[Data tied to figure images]
+++
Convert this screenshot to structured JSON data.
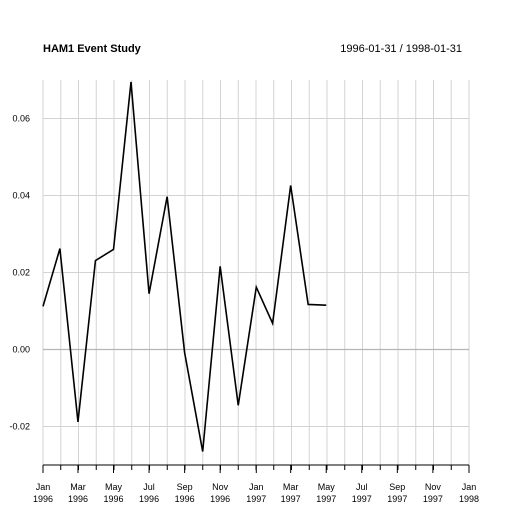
{
  "chart_data": {
    "type": "line",
    "title": "HAM1 Event Study",
    "date_range": "1996-01-31 / 1998-01-31",
    "ylim": [
      -0.03,
      0.07
    ],
    "y_ticks": [
      -0.02,
      0.0,
      0.02,
      0.04,
      0.06
    ],
    "y_tick_labels": [
      "-0.02",
      "0.00",
      "0.02",
      "0.04",
      "0.06"
    ],
    "grid": true,
    "x_start": "1996-01-31",
    "x_end": "1998-01-31",
    "x_ticks": [
      {
        "date": "1996-01-31",
        "month": "Jan",
        "year": "1996"
      },
      {
        "date": "1996-03-31",
        "month": "Mar",
        "year": "1996"
      },
      {
        "date": "1996-05-31",
        "month": "May",
        "year": "1996"
      },
      {
        "date": "1996-07-31",
        "month": "Jul",
        "year": "1996"
      },
      {
        "date": "1996-09-30",
        "month": "Sep",
        "year": "1996"
      },
      {
        "date": "1996-11-30",
        "month": "Nov",
        "year": "1996"
      },
      {
        "date": "1997-01-31",
        "month": "Jan",
        "year": "1997"
      },
      {
        "date": "1997-03-31",
        "month": "Mar",
        "year": "1997"
      },
      {
        "date": "1997-05-31",
        "month": "May",
        "year": "1997"
      },
      {
        "date": "1997-07-31",
        "month": "Jul",
        "year": "1997"
      },
      {
        "date": "1997-09-30",
        "month": "Sep",
        "year": "1997"
      },
      {
        "date": "1997-11-30",
        "month": "Nov",
        "year": "1997"
      },
      {
        "date": "1998-01-31",
        "month": "Jan",
        "year": "1998"
      }
    ],
    "series": [
      {
        "color": "#000000",
        "x": [
          "1996-01-31",
          "1996-02-29",
          "1996-03-31",
          "1996-04-30",
          "1996-05-31",
          "1996-06-30",
          "1996-07-31",
          "1996-08-31",
          "1996-09-30",
          "1996-10-31",
          "1996-11-30",
          "1996-12-31",
          "1997-01-31",
          "1997-02-28",
          "1997-03-31",
          "1997-04-30",
          "1997-05-31"
        ],
        "y": [
          0.0112,
          0.0262,
          -0.0188,
          0.0231,
          0.026,
          0.0695,
          0.0145,
          0.0397,
          -0.0008,
          -0.0265,
          0.0216,
          -0.0145,
          0.0162,
          0.0068,
          0.0426,
          0.0117,
          0.0115
        ]
      }
    ]
  }
}
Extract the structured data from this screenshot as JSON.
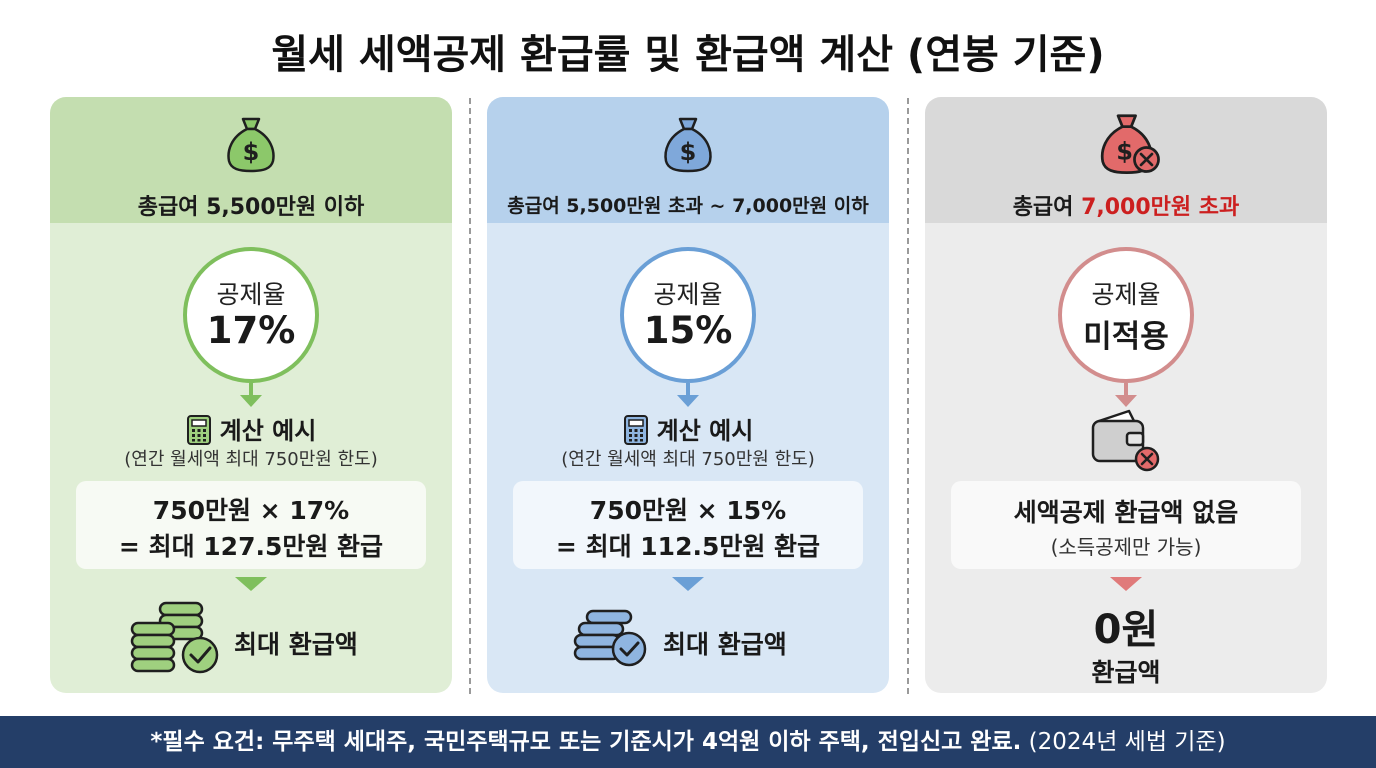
{
  "title": "월세 세액공제 환급률 및 환급액 계산 (연봉 기준)",
  "colors": {
    "green_accent": "#7fbf5d",
    "blue_accent": "#6a9fd6",
    "gray_accent": "#d28d8d",
    "red_text": "#cc1f1f",
    "footer_bg": "#243e68"
  },
  "cards": [
    {
      "range": "총급여 5,500만원 이하",
      "rate_label": "공제율",
      "rate_value": "17%",
      "example_title": "계산 예시",
      "example_sub": "(연간 월세액 최대 750만원 한도)",
      "calc_line1": "750만원 × 17%",
      "calc_line2": "= 최대 127.5만원 환급",
      "result_label": "최대 환급액",
      "icon": "money-bag-icon"
    },
    {
      "range": "총급여 5,500만원 초과 ~ 7,000만원 이하",
      "rate_label": "공제율",
      "rate_value": "15%",
      "example_title": "계산 예시",
      "example_sub": "(연간 월세액 최대 750만원 한도)",
      "calc_line1": "750만원 × 15%",
      "calc_line2": "= 최대 112.5만원 환급",
      "result_label": "최대 환급액",
      "icon": "money-bag-icon"
    },
    {
      "range_prefix": "총급여 ",
      "range_highlight": "7,000만원 초과",
      "rate_label": "공제율",
      "rate_value": "미적용",
      "calc_line1": "세액공제 환급액 없음",
      "calc_line2": "(소득공제만 가능)",
      "result_value": "0원",
      "result_label": "환급액",
      "icon": "money-bag-x-icon"
    }
  ],
  "footer": {
    "bold_text": "*필수 요건: 무주택 세대주, 국민주택규모 또는 기준시가 4억원 이하 주택, 전입신고 완료.",
    "normal_text": " (2024년 세법 기준)"
  }
}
+++
## Task goal
Search the listing for the word "structured". Copy every line in which it occurs.

## Answer for this exercise
Convert this screenshot to structured JSON data.
Extract the structured data from this screenshot as JSON.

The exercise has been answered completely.